- Goal: Pull every line of the entries that has the word "تصوير".

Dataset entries

◇ ◇ ◇ ◇

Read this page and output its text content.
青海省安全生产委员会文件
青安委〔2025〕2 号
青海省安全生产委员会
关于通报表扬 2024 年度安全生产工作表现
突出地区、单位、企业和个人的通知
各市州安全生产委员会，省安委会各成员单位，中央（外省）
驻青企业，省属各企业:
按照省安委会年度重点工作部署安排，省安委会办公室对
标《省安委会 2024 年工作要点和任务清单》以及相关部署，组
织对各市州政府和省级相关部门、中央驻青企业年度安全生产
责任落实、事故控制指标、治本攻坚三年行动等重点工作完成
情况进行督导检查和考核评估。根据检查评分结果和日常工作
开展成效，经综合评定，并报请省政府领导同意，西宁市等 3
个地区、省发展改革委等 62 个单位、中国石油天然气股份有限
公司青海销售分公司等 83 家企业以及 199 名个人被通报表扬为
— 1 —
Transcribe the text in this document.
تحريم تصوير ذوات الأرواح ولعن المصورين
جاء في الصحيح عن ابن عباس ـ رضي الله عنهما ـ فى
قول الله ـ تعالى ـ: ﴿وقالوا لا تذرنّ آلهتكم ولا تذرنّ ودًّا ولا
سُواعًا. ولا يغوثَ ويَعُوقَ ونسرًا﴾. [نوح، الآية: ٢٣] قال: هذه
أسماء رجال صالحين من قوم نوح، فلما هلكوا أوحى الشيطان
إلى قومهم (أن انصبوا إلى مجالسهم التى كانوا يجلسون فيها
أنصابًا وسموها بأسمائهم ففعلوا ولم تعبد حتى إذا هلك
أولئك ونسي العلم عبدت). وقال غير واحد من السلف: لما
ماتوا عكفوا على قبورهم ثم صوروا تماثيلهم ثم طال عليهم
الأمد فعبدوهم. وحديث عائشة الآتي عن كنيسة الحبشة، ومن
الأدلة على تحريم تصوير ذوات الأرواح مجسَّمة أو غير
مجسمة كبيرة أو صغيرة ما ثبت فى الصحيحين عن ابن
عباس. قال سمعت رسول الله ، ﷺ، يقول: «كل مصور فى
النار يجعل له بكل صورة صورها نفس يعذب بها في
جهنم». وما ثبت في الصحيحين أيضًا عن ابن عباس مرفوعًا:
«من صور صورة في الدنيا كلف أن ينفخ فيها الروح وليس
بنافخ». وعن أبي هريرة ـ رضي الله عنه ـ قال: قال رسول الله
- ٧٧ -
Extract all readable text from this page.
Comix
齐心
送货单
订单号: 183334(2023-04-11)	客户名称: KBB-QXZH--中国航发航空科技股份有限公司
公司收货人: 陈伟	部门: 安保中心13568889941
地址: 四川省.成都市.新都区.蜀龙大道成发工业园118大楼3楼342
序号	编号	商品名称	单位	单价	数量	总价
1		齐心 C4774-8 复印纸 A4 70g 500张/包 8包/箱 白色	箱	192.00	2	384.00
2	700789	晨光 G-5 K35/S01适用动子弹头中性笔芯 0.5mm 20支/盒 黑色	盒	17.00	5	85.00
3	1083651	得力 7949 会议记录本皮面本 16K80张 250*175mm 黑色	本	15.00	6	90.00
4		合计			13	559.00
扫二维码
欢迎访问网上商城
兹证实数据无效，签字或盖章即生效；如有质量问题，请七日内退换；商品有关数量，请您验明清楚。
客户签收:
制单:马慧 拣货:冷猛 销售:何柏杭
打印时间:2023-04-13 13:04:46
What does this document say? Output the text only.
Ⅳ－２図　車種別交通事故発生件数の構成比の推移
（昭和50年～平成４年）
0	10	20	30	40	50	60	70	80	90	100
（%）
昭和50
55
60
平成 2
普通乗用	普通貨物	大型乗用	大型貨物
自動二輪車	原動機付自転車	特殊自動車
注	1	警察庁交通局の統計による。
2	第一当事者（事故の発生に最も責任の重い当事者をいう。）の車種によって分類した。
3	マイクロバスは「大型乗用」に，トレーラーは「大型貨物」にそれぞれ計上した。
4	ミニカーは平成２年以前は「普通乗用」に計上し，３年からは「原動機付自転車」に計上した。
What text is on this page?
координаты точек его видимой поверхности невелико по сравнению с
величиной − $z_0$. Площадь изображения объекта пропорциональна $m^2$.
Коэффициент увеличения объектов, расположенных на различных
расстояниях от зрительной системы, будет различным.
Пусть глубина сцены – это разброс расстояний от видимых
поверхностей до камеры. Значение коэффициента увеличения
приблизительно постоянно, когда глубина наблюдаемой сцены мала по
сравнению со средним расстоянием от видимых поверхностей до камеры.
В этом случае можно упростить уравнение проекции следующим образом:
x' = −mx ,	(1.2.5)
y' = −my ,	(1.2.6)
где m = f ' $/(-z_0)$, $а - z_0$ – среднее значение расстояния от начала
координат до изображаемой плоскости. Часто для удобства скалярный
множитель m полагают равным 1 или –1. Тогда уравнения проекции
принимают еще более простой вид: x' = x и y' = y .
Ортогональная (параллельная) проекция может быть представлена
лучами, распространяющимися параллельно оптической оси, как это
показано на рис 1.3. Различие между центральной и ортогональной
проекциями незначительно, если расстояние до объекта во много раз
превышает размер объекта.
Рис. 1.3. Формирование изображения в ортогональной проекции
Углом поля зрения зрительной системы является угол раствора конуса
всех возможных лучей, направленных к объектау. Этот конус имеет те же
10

◇ ◇ ◇ ◇

- Answer to this problem:
تحريم تصوير ذوات الأرواح ولعن المصورين
الأدلة على تحريم تصوير ذوات الأرواح مجسَّمة أو غير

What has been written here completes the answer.